## WHAT IS ASKED
A – In the poll observer allocation write-up, which algorithm is used to improve an allocation that has already been sent out while ensuring no observer is worse off?
B – Continue the poll observer allocation write-up from the point where it stops.

Allocation of poll observers to polling stations with networkx

I did a little bit of work recently to help the Wake county in North Carolina allocate poll observers to polling stations. One of the reasons poll observers cancel is because the polling station ends up being too far to travel. Now if we thought of this before we send them an allocation we can find an optimal allocation using one of the many matching algorithms.

If we have already sent out your assignments, we can still make your poll observers weakly better off by allowing them to trade assignments. This starts getting messy if Lián wants Rohan’s polling station, Rohan wants Tere’s polling station, and Tere wants Kwame’s, and Kwame wants Lián’s. Here we look at the Top-trading cycle, a simple algorithm with some very nice properties, that allow us to improve our allocation while making sure no one is worse off (it’s pareto improving).

You can find the (really messy) code for this here.

Let’s make up some data

I’m going to evenly scatter the polling stations and observers so it’s obvious to a human on what the optimal allocation would be.

grid_dim = 5
n_names_location = grid_dim**2

x = np.arange(grid_dim)
y = np.arange(grid_dim)
xx, yy = np.meshgrid(x, y)

even_points = np.stack([xx.ravel(), yy.ravel()]).T

observers = pd.DataFrame()

## DATA SECTION
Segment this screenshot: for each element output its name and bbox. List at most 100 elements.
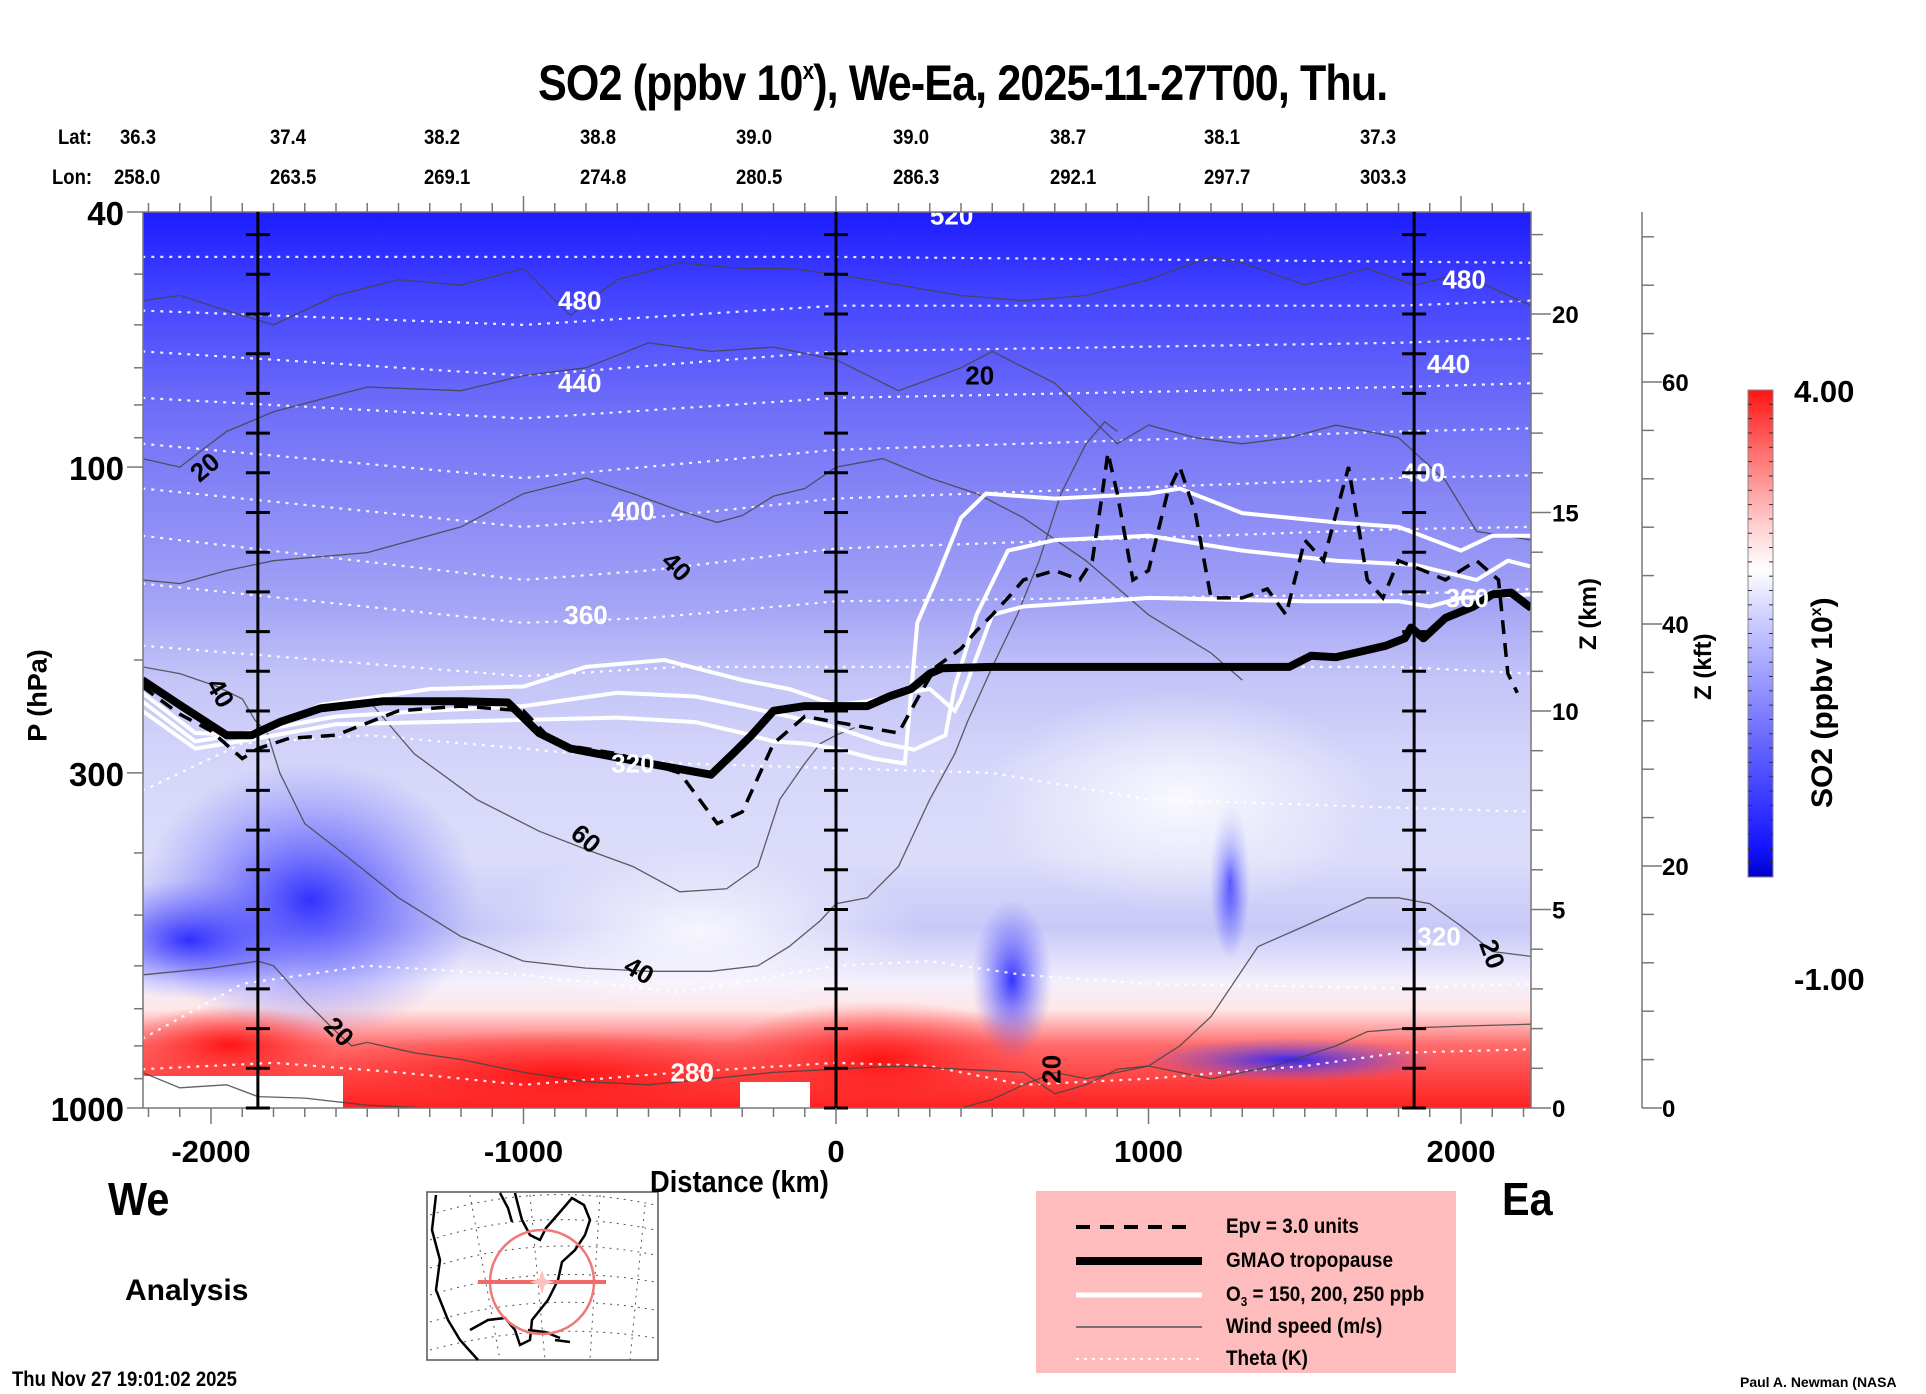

## RESULTS
A – The Top-trading cycle.

B –
polling_station = pd.DataFrame()
past_names = []
for i in range(n_names_location):
    name = names.get_first_name()
    while name in past_names:
        name = names.get_first_name()
    past_names.append(name)
    observers = observers.append({
                                  'idx':i,
                                  'observer': name,
                                  'location': even_points[i] /1.5 + 0.75
                                 }, ignore_index=True)
    polling_station = polling_station.append({
                                              'idx':i,
                                              'polling_station': f'PollingStation_{i}',
                                              'location': even_points[i]
                                             }, ignore_index=True)

Let’s make a graph out of this and see what it looks like.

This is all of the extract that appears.